Brief: Count every line of the material that holds the string "about". Respond with the total only.

Material for the task:
— begin —
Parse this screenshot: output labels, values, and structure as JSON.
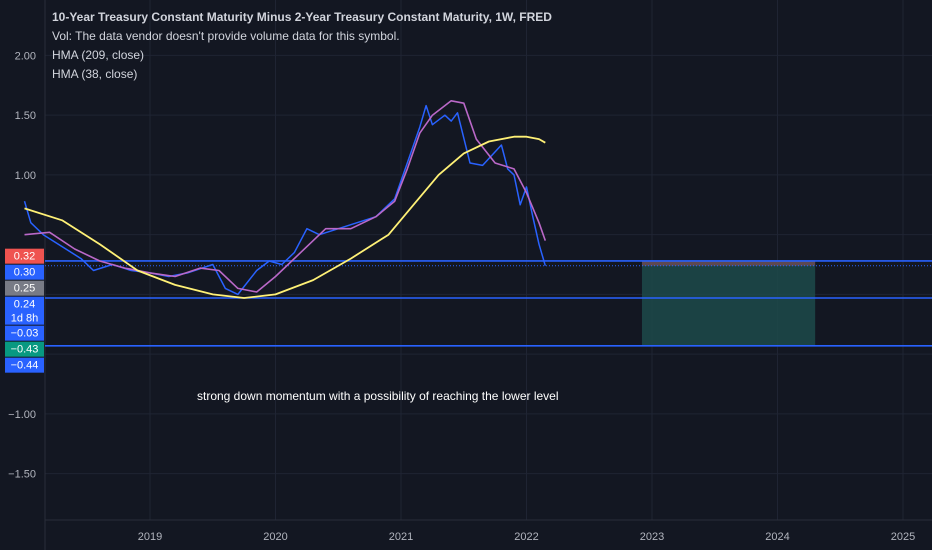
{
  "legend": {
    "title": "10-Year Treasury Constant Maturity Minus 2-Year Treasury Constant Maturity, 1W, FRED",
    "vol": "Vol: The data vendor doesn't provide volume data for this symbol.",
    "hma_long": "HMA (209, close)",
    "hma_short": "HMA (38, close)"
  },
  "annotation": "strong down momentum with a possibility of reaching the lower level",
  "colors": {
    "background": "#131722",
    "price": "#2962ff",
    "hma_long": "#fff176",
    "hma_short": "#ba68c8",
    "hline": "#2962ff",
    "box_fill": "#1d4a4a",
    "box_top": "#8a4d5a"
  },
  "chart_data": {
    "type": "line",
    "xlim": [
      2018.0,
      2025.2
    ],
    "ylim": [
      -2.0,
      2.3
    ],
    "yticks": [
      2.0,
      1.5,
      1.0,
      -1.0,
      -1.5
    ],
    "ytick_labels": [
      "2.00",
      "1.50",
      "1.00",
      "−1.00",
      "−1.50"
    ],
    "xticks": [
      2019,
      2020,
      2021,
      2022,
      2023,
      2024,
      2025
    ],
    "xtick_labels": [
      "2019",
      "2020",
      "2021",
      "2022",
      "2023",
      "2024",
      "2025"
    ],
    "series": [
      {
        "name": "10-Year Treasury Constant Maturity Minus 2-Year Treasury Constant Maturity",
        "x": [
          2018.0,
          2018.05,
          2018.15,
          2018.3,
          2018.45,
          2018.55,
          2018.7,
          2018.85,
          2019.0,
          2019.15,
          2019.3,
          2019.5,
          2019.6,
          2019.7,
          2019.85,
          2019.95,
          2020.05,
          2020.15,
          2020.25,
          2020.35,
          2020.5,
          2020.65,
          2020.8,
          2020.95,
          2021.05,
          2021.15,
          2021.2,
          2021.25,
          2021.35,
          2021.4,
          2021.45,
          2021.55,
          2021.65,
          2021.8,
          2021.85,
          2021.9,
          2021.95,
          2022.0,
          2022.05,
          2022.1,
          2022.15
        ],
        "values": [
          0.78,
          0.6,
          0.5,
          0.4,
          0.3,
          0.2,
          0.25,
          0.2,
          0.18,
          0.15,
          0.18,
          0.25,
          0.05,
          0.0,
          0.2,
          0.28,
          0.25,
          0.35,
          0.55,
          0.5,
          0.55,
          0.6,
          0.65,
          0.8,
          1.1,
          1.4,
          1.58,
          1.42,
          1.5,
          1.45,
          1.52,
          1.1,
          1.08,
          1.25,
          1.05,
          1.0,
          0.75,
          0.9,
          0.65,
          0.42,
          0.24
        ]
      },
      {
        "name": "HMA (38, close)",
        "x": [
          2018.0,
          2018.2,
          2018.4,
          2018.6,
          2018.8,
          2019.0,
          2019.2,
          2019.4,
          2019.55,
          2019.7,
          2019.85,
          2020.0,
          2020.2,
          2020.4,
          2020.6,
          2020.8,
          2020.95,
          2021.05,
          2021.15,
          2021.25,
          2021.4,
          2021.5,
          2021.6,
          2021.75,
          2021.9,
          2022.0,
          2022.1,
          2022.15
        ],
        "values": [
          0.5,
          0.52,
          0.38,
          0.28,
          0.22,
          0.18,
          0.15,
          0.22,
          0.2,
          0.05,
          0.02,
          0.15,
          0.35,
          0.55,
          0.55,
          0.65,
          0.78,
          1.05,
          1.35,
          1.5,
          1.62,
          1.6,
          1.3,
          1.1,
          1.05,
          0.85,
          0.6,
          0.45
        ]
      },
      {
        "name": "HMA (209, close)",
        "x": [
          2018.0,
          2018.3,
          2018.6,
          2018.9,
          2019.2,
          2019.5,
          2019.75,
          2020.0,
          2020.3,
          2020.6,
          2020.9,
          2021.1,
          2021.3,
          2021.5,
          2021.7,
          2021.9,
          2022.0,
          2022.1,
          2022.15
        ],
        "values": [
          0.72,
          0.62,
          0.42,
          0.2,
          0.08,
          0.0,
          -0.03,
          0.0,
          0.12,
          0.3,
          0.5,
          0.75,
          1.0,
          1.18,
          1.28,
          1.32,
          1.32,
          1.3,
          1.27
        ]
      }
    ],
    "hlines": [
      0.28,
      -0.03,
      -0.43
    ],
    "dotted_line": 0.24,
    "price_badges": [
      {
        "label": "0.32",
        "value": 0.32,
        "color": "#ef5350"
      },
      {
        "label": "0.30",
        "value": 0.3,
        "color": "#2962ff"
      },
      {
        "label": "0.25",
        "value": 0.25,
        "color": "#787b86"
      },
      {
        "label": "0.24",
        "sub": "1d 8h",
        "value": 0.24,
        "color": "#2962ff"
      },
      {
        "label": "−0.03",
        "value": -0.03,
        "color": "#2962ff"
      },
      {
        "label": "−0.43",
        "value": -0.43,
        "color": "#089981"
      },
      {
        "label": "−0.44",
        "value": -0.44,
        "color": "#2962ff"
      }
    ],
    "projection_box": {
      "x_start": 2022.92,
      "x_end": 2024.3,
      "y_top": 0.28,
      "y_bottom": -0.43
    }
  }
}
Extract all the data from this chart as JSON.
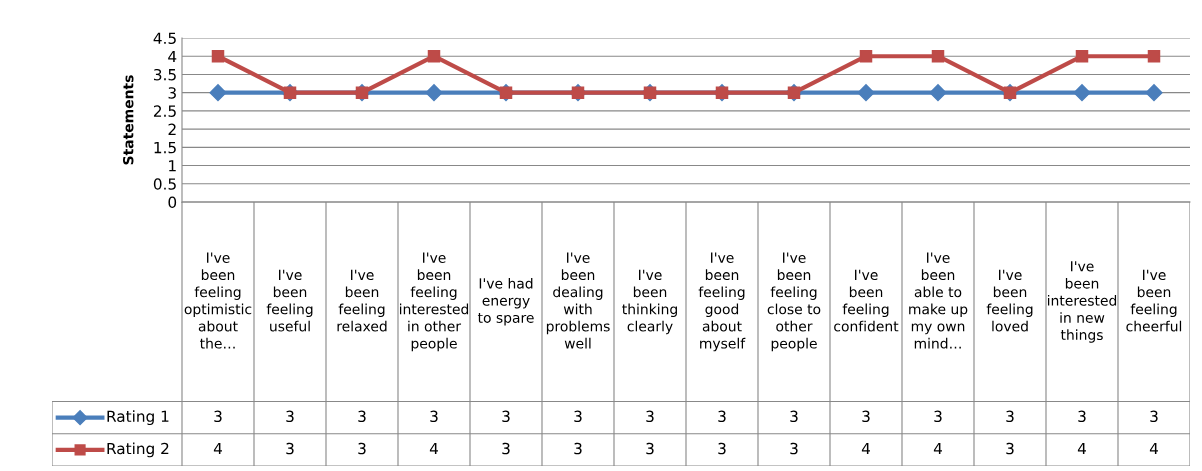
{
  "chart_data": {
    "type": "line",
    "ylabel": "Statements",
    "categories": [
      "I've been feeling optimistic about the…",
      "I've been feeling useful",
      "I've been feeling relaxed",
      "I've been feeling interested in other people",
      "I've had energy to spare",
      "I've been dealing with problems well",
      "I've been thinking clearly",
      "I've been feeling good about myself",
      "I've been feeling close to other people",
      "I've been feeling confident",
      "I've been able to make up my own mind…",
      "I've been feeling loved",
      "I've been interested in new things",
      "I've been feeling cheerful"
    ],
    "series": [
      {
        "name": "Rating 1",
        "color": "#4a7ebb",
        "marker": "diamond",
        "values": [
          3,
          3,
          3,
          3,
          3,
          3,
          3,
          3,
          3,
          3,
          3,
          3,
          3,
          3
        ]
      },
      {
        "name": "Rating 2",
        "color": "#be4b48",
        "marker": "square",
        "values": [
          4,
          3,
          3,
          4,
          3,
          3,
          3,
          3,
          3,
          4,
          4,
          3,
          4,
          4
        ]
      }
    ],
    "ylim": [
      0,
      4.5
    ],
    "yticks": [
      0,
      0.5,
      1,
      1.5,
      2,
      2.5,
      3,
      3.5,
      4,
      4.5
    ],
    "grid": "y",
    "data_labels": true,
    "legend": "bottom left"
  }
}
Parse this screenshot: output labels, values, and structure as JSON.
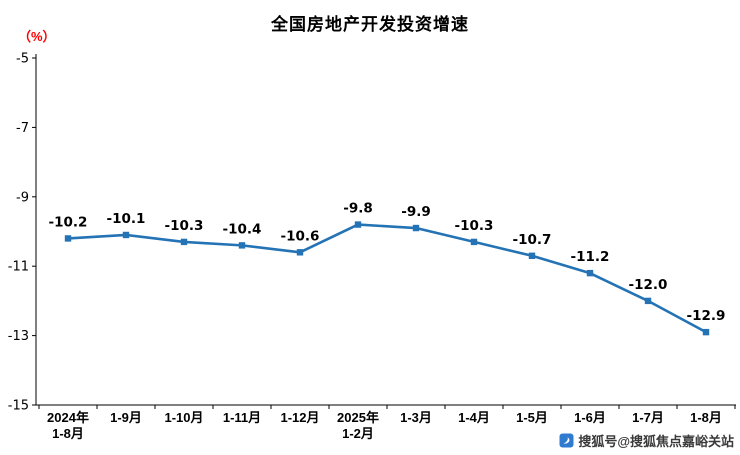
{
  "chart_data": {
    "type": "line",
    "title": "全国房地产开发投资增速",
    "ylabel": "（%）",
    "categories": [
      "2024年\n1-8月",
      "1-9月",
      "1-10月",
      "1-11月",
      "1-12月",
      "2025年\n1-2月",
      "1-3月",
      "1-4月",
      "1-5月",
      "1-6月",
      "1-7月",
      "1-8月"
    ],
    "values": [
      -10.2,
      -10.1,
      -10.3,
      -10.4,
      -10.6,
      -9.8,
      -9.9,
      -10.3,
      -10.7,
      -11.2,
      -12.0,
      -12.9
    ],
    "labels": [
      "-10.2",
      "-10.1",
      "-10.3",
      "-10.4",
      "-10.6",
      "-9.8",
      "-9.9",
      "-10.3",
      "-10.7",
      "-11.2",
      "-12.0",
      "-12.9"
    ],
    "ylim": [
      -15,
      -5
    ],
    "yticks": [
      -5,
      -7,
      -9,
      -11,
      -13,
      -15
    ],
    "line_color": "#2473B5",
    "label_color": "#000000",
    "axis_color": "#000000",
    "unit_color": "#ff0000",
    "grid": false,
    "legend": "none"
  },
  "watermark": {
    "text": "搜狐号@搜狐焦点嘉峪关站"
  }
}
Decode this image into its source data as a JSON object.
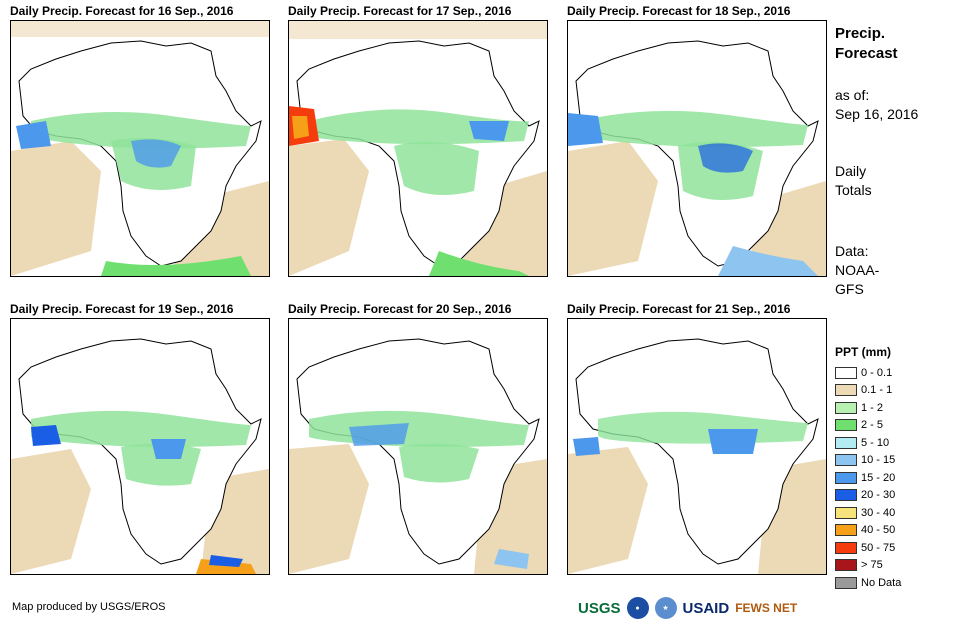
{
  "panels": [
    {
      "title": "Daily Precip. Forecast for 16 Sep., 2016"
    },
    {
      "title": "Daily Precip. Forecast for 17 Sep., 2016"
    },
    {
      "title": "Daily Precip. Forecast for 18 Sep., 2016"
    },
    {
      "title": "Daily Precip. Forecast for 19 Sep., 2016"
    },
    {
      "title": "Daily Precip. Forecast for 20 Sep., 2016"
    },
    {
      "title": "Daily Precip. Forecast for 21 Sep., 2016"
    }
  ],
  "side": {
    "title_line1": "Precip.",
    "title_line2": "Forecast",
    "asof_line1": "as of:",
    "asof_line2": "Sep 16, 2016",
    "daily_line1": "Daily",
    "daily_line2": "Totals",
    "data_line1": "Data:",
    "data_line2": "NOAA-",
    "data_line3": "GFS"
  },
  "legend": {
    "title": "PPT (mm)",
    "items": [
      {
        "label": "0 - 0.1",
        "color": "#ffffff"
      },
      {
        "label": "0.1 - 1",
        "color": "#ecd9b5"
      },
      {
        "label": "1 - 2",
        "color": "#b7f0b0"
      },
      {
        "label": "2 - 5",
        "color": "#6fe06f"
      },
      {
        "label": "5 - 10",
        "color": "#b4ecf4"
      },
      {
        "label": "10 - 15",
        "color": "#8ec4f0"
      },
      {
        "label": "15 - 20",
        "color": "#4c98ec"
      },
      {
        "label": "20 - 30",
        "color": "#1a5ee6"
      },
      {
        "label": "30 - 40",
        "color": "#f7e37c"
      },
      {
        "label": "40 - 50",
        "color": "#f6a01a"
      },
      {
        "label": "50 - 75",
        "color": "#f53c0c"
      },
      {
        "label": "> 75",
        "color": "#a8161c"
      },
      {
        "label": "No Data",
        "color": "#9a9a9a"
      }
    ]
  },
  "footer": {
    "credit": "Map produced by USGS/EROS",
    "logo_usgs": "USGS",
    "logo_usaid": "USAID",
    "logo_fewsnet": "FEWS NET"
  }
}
— end —
Exercise solution: 2